Task brief >>
Among the lines below, count those containing the word "title". Give the number only.

[Start Records provided]

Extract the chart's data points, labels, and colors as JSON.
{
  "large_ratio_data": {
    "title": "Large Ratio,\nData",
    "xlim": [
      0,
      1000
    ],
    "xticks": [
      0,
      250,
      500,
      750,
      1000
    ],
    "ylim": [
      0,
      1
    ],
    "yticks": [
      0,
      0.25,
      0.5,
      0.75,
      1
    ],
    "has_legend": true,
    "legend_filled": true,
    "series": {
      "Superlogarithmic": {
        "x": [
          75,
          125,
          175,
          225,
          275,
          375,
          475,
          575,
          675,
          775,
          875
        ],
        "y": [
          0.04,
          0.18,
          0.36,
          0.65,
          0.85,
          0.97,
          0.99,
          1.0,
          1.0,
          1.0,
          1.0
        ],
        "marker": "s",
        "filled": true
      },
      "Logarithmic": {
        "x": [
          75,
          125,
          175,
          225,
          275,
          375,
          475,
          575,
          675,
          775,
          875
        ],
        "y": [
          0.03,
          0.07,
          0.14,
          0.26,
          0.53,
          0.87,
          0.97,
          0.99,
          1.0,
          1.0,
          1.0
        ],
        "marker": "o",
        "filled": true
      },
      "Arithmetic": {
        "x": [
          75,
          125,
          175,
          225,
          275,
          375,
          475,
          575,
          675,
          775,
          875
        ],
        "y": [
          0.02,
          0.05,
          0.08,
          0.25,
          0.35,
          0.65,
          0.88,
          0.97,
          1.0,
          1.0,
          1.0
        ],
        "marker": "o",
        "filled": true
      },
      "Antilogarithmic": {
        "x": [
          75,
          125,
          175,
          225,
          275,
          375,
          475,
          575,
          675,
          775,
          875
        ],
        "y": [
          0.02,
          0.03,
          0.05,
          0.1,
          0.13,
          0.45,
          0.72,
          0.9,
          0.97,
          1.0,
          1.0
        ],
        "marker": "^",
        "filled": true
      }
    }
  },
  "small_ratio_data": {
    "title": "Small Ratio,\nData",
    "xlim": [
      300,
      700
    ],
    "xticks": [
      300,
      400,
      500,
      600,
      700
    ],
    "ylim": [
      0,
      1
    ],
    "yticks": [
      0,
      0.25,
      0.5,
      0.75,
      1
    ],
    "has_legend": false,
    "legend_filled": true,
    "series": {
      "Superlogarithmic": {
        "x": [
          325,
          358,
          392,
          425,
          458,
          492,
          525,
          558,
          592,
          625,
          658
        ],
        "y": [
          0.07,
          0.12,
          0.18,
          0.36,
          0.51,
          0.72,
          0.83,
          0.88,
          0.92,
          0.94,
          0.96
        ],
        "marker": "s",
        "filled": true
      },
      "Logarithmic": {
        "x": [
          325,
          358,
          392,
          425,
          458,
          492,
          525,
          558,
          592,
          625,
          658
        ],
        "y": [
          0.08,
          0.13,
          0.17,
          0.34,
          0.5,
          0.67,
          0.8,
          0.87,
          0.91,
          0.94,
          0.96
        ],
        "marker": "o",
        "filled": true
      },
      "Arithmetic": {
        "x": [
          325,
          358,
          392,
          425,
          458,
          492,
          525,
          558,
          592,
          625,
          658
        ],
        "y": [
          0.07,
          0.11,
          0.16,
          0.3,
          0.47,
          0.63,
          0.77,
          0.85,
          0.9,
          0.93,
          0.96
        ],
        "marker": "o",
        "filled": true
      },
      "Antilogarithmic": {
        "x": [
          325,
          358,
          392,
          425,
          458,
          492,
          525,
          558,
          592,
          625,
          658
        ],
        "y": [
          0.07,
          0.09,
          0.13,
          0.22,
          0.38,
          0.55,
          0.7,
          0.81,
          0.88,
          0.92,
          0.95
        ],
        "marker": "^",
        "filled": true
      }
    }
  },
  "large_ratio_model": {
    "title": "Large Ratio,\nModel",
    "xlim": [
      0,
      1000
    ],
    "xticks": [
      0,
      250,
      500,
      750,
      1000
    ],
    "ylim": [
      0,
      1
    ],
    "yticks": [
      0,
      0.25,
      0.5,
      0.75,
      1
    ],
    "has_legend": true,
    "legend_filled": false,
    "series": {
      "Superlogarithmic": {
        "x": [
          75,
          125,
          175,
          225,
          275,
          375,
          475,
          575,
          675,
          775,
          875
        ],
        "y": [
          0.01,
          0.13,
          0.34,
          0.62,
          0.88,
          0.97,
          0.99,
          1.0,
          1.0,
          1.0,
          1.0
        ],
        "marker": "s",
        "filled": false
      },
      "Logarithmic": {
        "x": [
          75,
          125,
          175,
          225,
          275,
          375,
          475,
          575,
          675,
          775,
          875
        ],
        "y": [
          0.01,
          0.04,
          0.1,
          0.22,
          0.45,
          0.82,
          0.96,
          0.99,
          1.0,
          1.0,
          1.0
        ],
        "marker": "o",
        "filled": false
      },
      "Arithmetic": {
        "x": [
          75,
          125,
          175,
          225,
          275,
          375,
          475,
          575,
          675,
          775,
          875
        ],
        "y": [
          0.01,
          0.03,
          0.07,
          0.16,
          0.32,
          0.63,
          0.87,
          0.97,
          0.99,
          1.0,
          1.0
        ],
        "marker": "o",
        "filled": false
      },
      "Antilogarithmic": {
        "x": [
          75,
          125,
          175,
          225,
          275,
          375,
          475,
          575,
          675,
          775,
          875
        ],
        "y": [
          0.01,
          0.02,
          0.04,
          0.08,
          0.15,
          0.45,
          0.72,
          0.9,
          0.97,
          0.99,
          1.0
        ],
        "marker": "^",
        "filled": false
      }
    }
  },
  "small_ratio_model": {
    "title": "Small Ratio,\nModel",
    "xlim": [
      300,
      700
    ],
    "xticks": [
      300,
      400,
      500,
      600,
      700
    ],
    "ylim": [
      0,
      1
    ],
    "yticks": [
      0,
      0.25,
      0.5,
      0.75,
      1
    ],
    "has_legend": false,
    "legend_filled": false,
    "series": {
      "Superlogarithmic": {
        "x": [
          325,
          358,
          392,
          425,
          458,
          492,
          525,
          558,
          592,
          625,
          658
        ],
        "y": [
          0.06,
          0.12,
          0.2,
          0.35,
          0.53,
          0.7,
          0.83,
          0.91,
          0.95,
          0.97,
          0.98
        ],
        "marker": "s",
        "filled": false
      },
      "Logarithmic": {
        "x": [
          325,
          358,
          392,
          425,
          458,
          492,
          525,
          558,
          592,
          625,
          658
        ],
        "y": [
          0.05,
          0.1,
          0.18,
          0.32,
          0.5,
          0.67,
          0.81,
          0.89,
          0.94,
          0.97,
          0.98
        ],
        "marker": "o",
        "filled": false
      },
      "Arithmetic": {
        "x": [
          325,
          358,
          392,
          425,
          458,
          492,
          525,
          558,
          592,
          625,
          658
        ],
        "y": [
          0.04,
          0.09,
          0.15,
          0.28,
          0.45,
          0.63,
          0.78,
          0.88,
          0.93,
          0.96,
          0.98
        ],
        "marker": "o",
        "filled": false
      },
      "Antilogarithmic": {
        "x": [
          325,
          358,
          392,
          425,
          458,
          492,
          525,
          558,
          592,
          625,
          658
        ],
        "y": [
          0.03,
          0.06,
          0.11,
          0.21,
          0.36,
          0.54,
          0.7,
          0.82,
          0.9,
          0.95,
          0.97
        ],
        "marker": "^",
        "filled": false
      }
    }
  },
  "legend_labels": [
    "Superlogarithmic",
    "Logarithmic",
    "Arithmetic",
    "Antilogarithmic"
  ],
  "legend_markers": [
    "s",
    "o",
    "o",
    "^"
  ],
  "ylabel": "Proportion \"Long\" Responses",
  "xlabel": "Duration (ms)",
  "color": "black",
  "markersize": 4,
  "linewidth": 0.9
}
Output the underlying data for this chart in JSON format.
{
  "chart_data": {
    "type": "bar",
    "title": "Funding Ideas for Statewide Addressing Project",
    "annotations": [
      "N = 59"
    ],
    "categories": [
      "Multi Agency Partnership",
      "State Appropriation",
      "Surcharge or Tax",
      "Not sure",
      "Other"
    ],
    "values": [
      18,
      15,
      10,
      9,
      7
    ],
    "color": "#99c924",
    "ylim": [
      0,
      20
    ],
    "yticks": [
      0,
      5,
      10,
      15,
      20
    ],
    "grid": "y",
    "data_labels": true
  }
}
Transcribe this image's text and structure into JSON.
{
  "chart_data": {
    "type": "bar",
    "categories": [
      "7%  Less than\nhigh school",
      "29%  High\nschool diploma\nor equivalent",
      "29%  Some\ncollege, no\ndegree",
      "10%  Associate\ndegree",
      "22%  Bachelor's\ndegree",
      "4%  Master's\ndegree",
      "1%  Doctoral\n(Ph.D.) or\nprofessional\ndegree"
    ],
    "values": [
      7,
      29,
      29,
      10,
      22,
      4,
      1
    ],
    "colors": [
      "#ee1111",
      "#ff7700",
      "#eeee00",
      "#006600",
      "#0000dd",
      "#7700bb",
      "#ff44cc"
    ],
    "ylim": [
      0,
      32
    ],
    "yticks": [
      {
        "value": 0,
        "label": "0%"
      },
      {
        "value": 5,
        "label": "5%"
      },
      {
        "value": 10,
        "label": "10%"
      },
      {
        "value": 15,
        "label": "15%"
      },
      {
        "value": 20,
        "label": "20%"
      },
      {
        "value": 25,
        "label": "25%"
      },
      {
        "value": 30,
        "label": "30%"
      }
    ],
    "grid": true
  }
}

[End Records provided]

Task solution >>
5